Exercise instructions
Which lines hold the string "stored"? Copy every one of them.

Recorded information
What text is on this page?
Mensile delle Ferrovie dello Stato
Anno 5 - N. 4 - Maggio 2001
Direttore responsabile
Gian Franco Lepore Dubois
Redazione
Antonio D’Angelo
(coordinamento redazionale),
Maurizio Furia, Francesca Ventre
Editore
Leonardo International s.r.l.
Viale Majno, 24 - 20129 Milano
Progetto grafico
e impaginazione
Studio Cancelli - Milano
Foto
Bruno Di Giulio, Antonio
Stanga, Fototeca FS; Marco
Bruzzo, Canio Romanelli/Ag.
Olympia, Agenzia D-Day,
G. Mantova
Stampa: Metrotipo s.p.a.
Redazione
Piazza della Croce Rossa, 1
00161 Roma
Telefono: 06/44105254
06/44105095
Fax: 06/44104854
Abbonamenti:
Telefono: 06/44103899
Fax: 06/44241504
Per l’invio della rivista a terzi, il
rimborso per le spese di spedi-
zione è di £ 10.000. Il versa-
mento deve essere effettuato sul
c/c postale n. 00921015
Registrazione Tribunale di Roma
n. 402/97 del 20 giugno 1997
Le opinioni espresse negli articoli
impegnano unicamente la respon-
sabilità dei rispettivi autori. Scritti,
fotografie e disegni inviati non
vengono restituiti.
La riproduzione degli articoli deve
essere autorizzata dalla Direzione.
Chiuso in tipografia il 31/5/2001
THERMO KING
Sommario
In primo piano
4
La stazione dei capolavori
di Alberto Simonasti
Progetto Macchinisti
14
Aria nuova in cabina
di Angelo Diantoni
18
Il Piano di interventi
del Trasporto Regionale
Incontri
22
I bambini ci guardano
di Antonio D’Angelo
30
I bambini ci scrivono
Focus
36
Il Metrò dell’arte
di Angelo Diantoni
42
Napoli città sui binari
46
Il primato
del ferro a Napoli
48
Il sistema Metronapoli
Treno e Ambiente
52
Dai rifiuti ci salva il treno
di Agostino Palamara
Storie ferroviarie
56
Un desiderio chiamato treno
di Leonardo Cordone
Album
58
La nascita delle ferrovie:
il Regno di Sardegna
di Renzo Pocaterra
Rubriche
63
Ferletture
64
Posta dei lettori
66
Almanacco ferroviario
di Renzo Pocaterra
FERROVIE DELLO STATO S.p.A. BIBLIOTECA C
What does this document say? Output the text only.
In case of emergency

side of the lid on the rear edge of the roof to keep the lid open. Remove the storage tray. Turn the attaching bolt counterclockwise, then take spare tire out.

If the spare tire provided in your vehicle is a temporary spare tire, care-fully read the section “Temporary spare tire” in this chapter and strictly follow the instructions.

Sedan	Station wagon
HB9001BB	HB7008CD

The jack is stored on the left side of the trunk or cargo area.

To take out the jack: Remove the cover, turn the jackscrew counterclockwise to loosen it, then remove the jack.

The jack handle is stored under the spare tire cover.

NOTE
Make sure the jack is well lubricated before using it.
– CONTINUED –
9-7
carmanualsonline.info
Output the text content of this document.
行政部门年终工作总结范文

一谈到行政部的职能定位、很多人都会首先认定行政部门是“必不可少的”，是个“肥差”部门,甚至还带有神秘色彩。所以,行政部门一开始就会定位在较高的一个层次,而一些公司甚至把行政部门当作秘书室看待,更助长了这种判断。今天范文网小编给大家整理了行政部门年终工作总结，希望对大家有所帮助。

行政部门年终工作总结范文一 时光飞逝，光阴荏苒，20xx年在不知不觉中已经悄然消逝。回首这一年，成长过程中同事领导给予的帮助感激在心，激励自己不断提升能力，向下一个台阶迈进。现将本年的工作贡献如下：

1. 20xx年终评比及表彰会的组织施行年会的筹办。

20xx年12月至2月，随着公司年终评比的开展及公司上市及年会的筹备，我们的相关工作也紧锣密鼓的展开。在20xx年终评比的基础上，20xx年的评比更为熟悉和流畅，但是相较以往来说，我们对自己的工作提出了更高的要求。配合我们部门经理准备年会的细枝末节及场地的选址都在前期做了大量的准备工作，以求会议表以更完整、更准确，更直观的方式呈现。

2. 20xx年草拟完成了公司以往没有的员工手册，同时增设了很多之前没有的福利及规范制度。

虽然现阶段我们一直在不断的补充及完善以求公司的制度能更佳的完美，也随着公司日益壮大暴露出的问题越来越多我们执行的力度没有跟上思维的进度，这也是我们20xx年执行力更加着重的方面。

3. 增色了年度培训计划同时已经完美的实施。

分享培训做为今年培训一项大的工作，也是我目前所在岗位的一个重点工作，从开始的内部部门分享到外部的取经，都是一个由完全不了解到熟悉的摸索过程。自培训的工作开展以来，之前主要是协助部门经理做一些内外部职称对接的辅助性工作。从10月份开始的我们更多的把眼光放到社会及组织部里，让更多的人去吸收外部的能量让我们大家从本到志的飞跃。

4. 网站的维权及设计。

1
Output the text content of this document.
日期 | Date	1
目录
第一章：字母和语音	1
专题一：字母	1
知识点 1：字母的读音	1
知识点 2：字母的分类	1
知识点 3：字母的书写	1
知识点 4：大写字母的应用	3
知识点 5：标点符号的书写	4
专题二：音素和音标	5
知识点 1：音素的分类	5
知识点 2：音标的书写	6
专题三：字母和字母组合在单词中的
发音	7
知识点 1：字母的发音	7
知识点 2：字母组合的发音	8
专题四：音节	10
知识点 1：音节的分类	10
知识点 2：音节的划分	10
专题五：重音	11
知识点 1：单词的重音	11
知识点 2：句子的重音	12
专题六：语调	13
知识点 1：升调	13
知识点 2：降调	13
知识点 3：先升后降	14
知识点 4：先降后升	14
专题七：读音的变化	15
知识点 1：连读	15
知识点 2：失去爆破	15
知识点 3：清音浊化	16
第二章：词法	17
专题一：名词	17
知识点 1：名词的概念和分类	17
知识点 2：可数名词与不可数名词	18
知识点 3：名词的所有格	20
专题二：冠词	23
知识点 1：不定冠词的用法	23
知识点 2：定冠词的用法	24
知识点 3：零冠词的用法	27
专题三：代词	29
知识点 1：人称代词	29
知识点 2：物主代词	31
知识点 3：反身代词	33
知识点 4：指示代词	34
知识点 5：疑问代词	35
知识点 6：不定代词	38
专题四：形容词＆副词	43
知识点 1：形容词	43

Completed task
The jack is stored on the left side of the trunk or cargo area.
The jack handle is stored under the spare tire cover.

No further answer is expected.